YOUR INSTRUCTIONS: Your task is to locate every line holding the string "Originalbild" and to copy each of them.

--- start of DATASET RECORDS ---

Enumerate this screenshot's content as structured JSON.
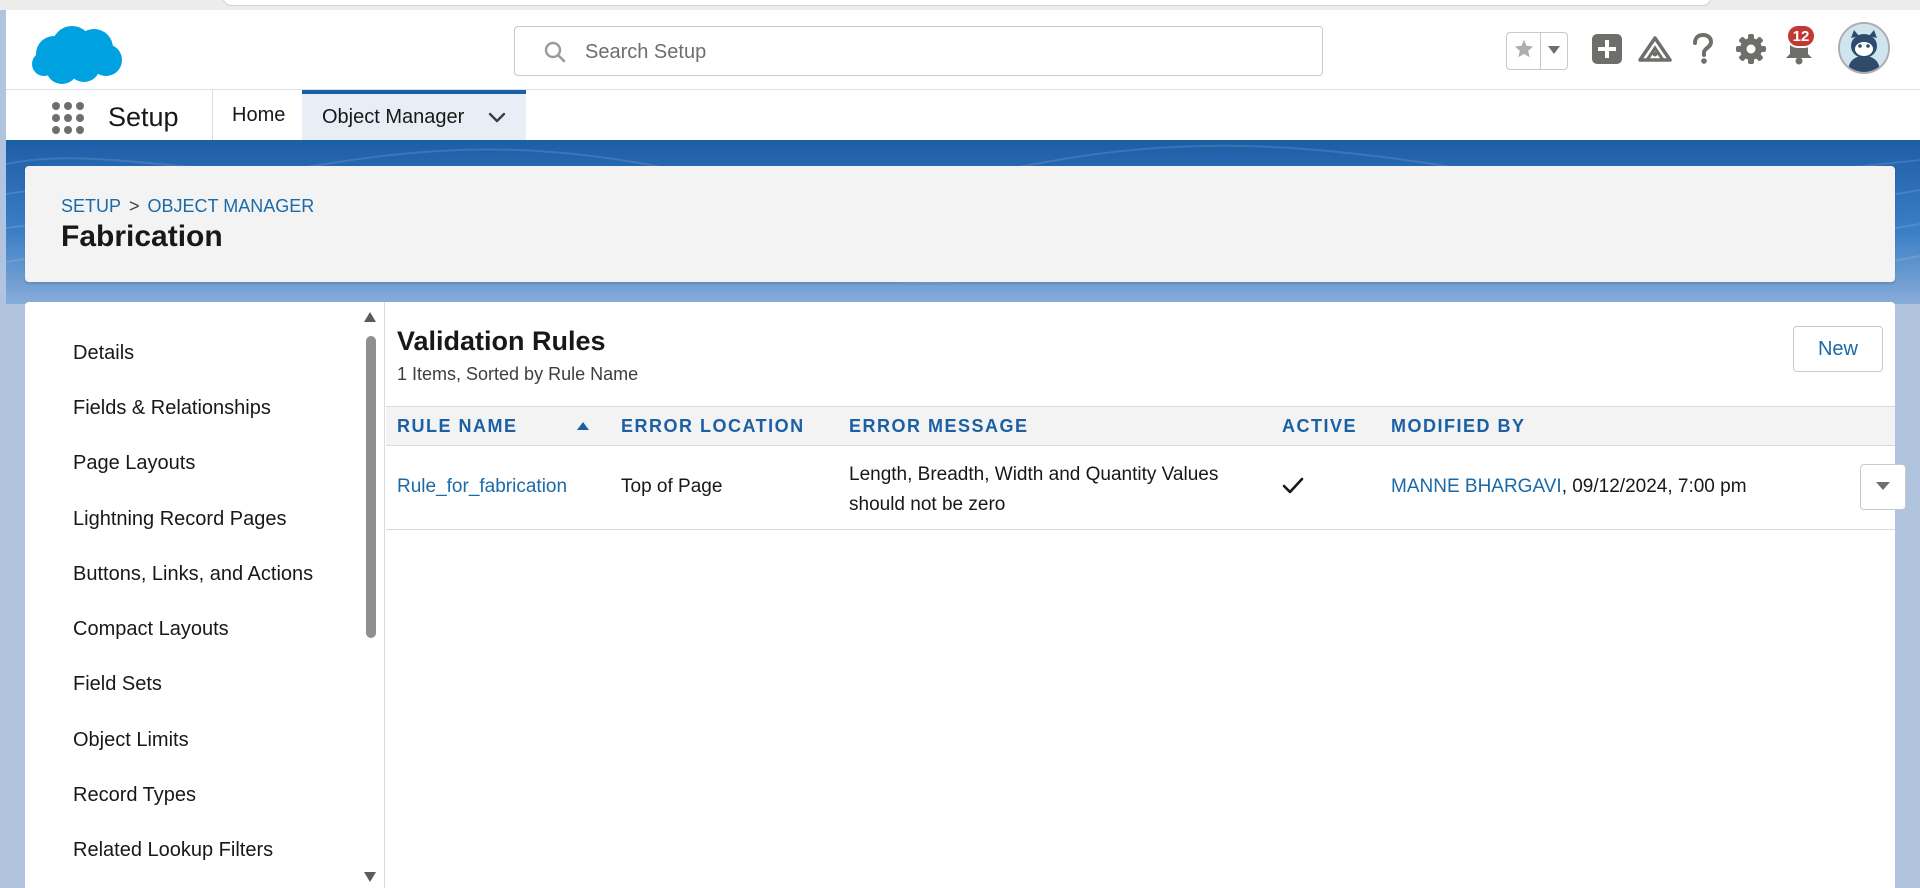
{
  "header": {
    "search": {
      "placeholder": "Search Setup",
      "value": ""
    },
    "notifications_count": "12"
  },
  "app_nav": {
    "app_name": "Setup",
    "tabs": [
      {
        "label": "Home"
      },
      {
        "label": "Object Manager"
      }
    ]
  },
  "page_header": {
    "breadcrumb": [
      "SETUP",
      ">",
      "OBJECT MANAGER"
    ],
    "title": "Fabrication"
  },
  "left_nav": {
    "items": [
      {
        "label": "Details"
      },
      {
        "label": "Fields & Relationships"
      },
      {
        "label": "Page Layouts"
      },
      {
        "label": "Lightning Record Pages"
      },
      {
        "label": "Buttons, Links, and Actions"
      },
      {
        "label": "Compact Layouts"
      },
      {
        "label": "Field Sets"
      },
      {
        "label": "Object Limits"
      },
      {
        "label": "Record Types"
      },
      {
        "label": "Related Lookup Filters"
      }
    ]
  },
  "content": {
    "title": "Validation Rules",
    "subtitle": "1 Items, Sorted by Rule Name",
    "new_button": "New",
    "columns": [
      "Rule Name",
      "Error Location",
      "Error Message",
      "Active",
      "Modified By"
    ],
    "rows": [
      {
        "rule_name": "Rule_for_fabrication",
        "error_location": "Top of Page",
        "error_message_line1": "Length, Breadth, Width and Quantity Values",
        "error_message_line2": "should not be zero",
        "active": true,
        "modified_by_user": "MANNE BHARGAVI",
        "modified_by_rest": ", 09/12/2024, 7:00 pm"
      }
    ]
  },
  "colors": {
    "brand_blue": "#1b5fa4",
    "link_blue": "#1b6aa8",
    "badge_red": "#c23934",
    "salesforce_cloud": "#00a1e0"
  },
  "icons": [
    "salesforce-logo",
    "search-icon",
    "star-icon",
    "chevron-down-icon",
    "plus-icon",
    "trailhead-icon",
    "help-icon",
    "gear-icon",
    "bell-icon",
    "avatar",
    "waffle-icon",
    "sort-ascending-icon",
    "checkmark-icon",
    "caret-down-icon"
  ]
}
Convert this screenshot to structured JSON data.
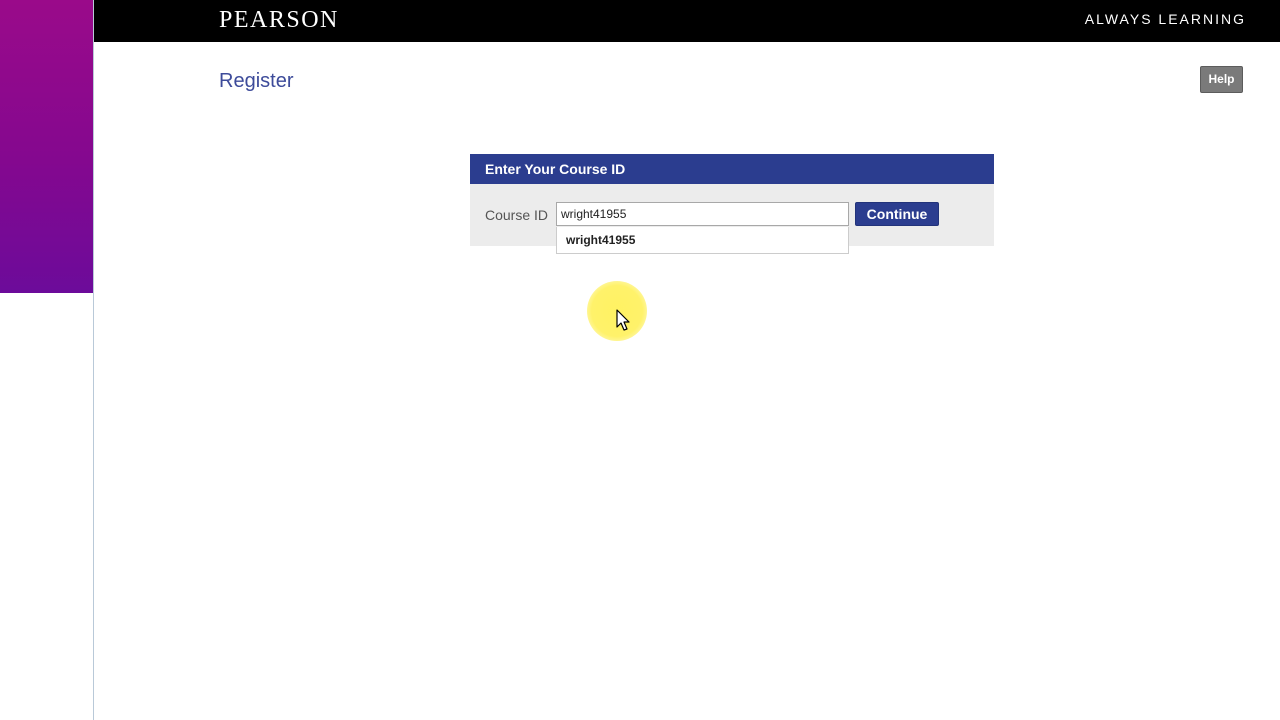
{
  "header": {
    "logo": "PEARSON",
    "tagline": "ALWAYS LEARNING"
  },
  "page": {
    "title": "Register",
    "help_label": "Help"
  },
  "course_panel": {
    "heading": "Enter Your Course ID",
    "field_label": "Course ID",
    "input_value": "wright41955",
    "continue_label": "Continue",
    "suggestions": [
      "wright41955"
    ]
  },
  "colors": {
    "brand_blue": "#2b3d8f",
    "title_blue": "#3d4b9a",
    "side_purple": "#84088f",
    "help_gray": "#7a7a7a"
  },
  "icons": {
    "cursor": "mouse-pointer-icon"
  }
}
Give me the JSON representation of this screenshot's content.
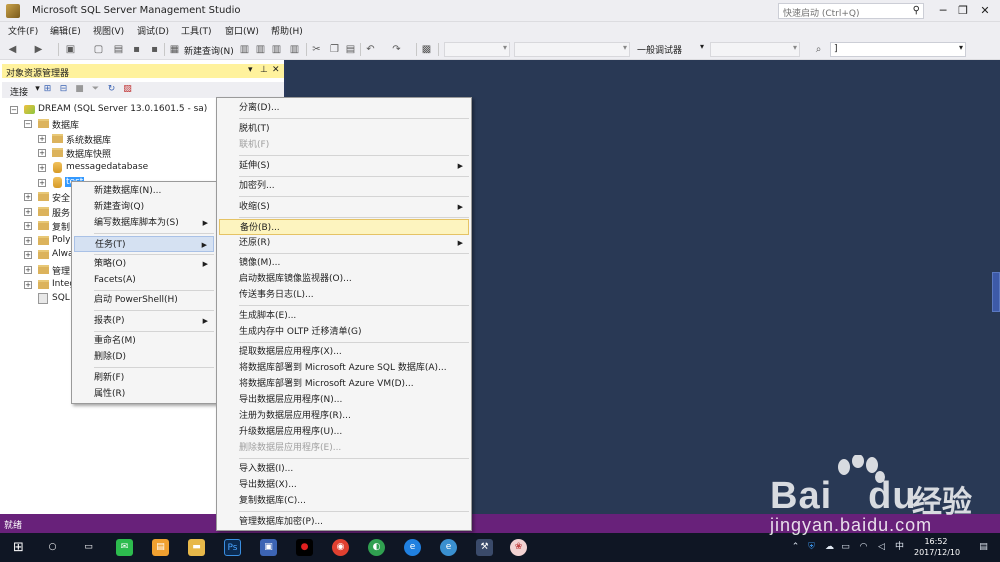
{
  "window": {
    "title": "Microsoft SQL Server Management Studio",
    "quick_launch_placeholder": "快速启动 (Ctrl+Q)",
    "minimize": "─",
    "restore": "❐",
    "close": "✕"
  },
  "menubar": [
    "文件(F)",
    "编辑(E)",
    "视图(V)",
    "调试(D)",
    "工具(T)",
    "窗口(W)",
    "帮助(H)"
  ],
  "toolbar": {
    "new_query": "新建查询(N)",
    "debugger_combo": "一般调试器",
    "search_combo": "]"
  },
  "object_explorer": {
    "title": "对象资源管理器",
    "connect": "连接",
    "tree": {
      "server": "DREAM (SQL Server 13.0.1601.5 - sa)",
      "databases": "数据库",
      "system_databases": "系统数据库",
      "snapshots": "数据库快照",
      "messagedatabase": "messagedatabase",
      "selected_db": "test",
      "security": "安全",
      "server_objects": "服务",
      "replication": "复制",
      "polybase": "Poly",
      "always_on": "Alwa",
      "management": "管理",
      "integration": "Integ",
      "sql_agent": "SQL"
    }
  },
  "context_menu_db": [
    {
      "label": "新建数据库(N)...",
      "arrow": false
    },
    {
      "label": "新建查询(Q)",
      "arrow": false
    },
    {
      "label": "编写数据库脚本为(S)",
      "arrow": true
    },
    {
      "label": "任务(T)",
      "arrow": true,
      "highlighted": true
    },
    {
      "label": "策略(O)",
      "arrow": true
    },
    {
      "label": "Facets(A)",
      "arrow": false
    },
    {
      "label": "启动 PowerShell(H)",
      "arrow": false
    },
    {
      "label": "报表(P)",
      "arrow": true
    },
    {
      "label": "重命名(M)",
      "arrow": false
    },
    {
      "label": "删除(D)",
      "arrow": false
    },
    {
      "label": "刷新(F)",
      "arrow": false
    },
    {
      "label": "属性(R)",
      "arrow": false
    }
  ],
  "context_menu_tasks": [
    {
      "label": "分离(D)...",
      "arrow": false
    },
    {
      "label": "脱机(T)",
      "arrow": false
    },
    {
      "label": "联机(F)",
      "arrow": false,
      "disabled": true
    },
    {
      "label": "延伸(S)",
      "arrow": true
    },
    {
      "label": "加密列...",
      "arrow": false
    },
    {
      "label": "收缩(S)",
      "arrow": true
    },
    {
      "label": "备份(B)...",
      "arrow": false,
      "highlighted": true
    },
    {
      "label": "还原(R)",
      "arrow": true
    },
    {
      "label": "镜像(M)...",
      "arrow": false
    },
    {
      "label": "启动数据库镜像监视器(O)...",
      "arrow": false
    },
    {
      "label": "传送事务日志(L)...",
      "arrow": false
    },
    {
      "label": "生成脚本(E)...",
      "arrow": false
    },
    {
      "label": "生成内存中 OLTP 迁移清单(G)",
      "arrow": false
    },
    {
      "label": "提取数据层应用程序(X)...",
      "arrow": false
    },
    {
      "label": "将数据库部署到 Microsoft Azure SQL 数据库(A)...",
      "arrow": false
    },
    {
      "label": "将数据库部署到 Microsoft Azure VM(D)...",
      "arrow": false
    },
    {
      "label": "导出数据层应用程序(N)...",
      "arrow": false
    },
    {
      "label": "注册为数据层应用程序(R)...",
      "arrow": false
    },
    {
      "label": "升级数据层应用程序(U)...",
      "arrow": false
    },
    {
      "label": "删除数据层应用程序(E)...",
      "arrow": false,
      "disabled": true
    },
    {
      "label": "导入数据(I)...",
      "arrow": false
    },
    {
      "label": "导出数据(X)...",
      "arrow": false
    },
    {
      "label": "复制数据库(C)...",
      "arrow": false
    },
    {
      "label": "管理数据库加密(P)...",
      "arrow": false
    }
  ],
  "statusbar": {
    "text": "就绪"
  },
  "taskbar": {
    "time": "16:52",
    "date": "2017/12/10",
    "ime": "中"
  },
  "watermark": {
    "brand": "Bai",
    "brand2": "du",
    "brand_cn": "经验",
    "url": "jingyan.baidu.com"
  },
  "colors": {
    "status_bar": "#68217a",
    "main_bg": "#293955",
    "oe_title_bg": "#fff29d",
    "highlight": "#fdf4bf"
  }
}
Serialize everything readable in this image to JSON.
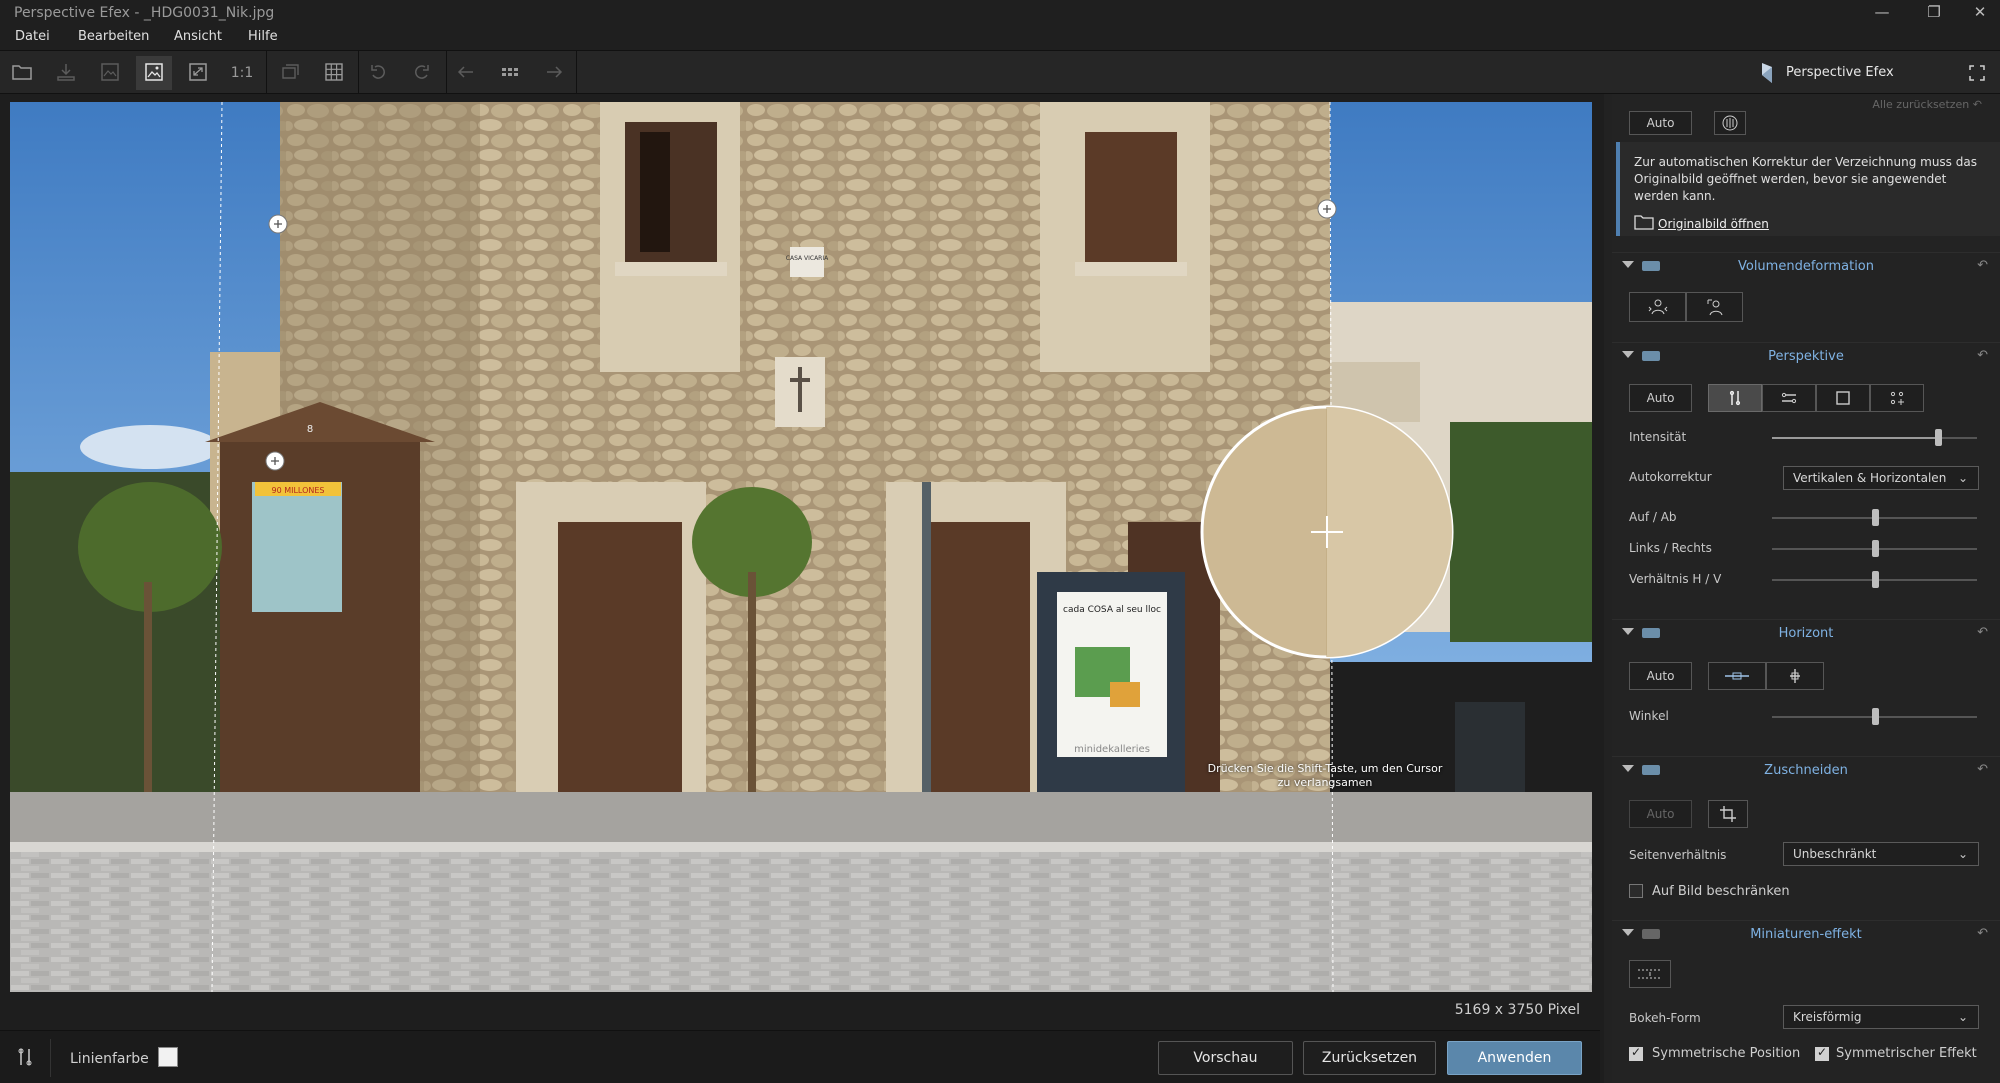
{
  "window": {
    "title": "Perspective Efex - _HDG0031_Nik.jpg",
    "minimize": "—",
    "maximize": "❐",
    "close": "✕"
  },
  "menu": [
    "Datei",
    "Bearbeiten",
    "Ansicht",
    "Hilfe"
  ],
  "toolbar": {
    "zoom_1to1": "1:1",
    "brand": "Perspective Efex"
  },
  "canvas": {
    "pixel_size": "5169 x 3750 Pixel",
    "loupe_hint": "Drücken Sie die Shift-Taste, um den Cursor zu verlangsamen",
    "sign_text": "CASA VICARIA",
    "kiosk_text": "90 MILLONES",
    "kiosk_number": "8",
    "poster_text_top": "cada COSA al seu lloc",
    "poster_text_bottom": "minidekalleries"
  },
  "panel": {
    "reset_all": "Alle zurücksetzen",
    "reset_symbol": "↶",
    "top": {
      "auto": "Auto",
      "info": "Zur automatischen Korrektur der Verzeichnung muss das Originalbild geöffnet werden, bevor sie angewendet werden kann.",
      "open_original": "Originalbild öffnen"
    },
    "volume": {
      "name": "Volumendeformation"
    },
    "perspective": {
      "name": "Perspektive",
      "auto": "Auto",
      "intensity_label": "Intensität",
      "intensity": 0.81,
      "autocorrect_label": "Autokorrektur",
      "autocorrect_value": "Vertikalen & Horizontalen",
      "updown_label": "Auf / Ab",
      "updown": 0.5,
      "leftright_label": "Links / Rechts",
      "leftright": 0.5,
      "ratio_label": "Verhältnis H / V",
      "ratio": 0.5
    },
    "horizon": {
      "name": "Horizont",
      "auto": "Auto",
      "angle_label": "Winkel",
      "angle": 0.5
    },
    "crop": {
      "name": "Zuschneiden",
      "auto": "Auto",
      "aspect_label": "Seitenverhältnis",
      "aspect_value": "Unbeschränkt",
      "limit_label": "Auf Bild beschränken",
      "limit_checked": false
    },
    "miniature": {
      "name": "Miniaturen-effekt",
      "bokeh_label": "Bokeh-Form",
      "bokeh_value": "Kreisförmig",
      "sym_pos_label": "Symmetrische Position",
      "sym_pos_checked": true,
      "sym_eff_label": "Symmetrischer Effekt",
      "sym_eff_checked": true
    }
  },
  "bottom": {
    "line_color_label": "Linienfarbe",
    "line_color": "#f2f2f2",
    "preview": "Vorschau",
    "reset": "Zurücksetzen",
    "apply": "Anwenden"
  },
  "colors": {
    "accent_blue": "#7fb2e3",
    "apply_button": "#5b87ab",
    "sky": "#4d86c8",
    "stone": "#b8a68a"
  }
}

--- end of DATASET RECORDS ---

SOLUTION FOR THIS EXERCISE:
      "info": "Zur automatischen Korrektur der Verzeichnung muss das Originalbild geöffnet werden, bevor sie angewendet werden kann.",
      "open_original": "Originalbild öffnen"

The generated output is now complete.